Pull out every line containing the string "screenshot".
-- Start Rows --
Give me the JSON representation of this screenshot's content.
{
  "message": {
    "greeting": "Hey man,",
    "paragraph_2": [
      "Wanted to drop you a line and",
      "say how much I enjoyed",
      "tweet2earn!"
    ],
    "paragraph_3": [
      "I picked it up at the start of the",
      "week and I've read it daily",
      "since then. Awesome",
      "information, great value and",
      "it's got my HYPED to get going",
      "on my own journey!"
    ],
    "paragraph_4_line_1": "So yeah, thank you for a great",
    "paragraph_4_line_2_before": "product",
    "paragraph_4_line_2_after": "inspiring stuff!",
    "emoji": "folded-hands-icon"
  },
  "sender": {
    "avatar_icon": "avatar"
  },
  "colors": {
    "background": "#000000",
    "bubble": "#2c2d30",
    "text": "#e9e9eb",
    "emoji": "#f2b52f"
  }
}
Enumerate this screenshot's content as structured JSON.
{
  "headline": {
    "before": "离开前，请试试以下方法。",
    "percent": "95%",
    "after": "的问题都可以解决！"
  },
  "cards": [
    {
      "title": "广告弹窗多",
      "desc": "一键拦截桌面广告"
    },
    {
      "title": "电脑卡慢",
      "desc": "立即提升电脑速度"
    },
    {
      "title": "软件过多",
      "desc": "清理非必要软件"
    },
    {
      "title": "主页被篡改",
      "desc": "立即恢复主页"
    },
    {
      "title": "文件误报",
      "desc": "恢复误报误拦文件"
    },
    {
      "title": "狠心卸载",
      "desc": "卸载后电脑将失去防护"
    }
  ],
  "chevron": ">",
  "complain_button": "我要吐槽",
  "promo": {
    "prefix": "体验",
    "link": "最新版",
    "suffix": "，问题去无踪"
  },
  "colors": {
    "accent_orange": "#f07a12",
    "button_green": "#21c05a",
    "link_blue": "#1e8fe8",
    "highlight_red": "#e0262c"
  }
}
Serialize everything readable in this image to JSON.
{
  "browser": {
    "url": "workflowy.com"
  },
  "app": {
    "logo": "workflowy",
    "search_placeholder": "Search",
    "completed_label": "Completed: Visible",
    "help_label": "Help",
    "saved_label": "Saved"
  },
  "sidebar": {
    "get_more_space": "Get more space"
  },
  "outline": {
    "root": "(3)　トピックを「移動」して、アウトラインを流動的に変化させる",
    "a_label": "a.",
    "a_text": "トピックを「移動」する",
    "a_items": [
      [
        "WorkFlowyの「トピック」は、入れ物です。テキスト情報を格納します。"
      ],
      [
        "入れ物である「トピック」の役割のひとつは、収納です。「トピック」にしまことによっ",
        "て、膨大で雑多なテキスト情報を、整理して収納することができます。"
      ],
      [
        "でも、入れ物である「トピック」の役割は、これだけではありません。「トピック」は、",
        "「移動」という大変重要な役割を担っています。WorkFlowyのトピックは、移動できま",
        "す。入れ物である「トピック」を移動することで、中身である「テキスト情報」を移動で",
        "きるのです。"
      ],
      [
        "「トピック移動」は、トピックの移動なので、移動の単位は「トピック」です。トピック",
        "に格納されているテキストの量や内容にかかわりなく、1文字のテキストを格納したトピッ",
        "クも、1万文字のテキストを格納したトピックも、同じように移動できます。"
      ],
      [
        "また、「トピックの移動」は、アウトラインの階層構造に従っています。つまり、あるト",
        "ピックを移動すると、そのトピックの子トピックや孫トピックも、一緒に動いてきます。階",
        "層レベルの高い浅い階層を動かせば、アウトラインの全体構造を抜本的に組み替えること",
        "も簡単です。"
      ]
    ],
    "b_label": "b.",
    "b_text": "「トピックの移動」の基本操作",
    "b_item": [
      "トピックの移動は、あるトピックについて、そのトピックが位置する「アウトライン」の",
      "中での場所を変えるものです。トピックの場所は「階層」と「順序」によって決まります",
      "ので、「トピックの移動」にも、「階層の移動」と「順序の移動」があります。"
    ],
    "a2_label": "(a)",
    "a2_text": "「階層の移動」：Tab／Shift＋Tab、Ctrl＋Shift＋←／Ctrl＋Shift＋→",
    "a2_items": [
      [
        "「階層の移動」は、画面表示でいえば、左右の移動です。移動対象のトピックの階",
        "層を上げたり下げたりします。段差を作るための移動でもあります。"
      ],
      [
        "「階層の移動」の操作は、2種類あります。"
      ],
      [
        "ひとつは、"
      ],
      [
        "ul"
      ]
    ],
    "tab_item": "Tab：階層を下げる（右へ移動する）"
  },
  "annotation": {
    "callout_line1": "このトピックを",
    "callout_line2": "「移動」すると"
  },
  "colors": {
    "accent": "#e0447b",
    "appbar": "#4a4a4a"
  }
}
-- End Rows --
**Response for this exercise**:
Give me the JSON representation of this screenshot's content.
Enumerate this screenshot's content as structured JSON.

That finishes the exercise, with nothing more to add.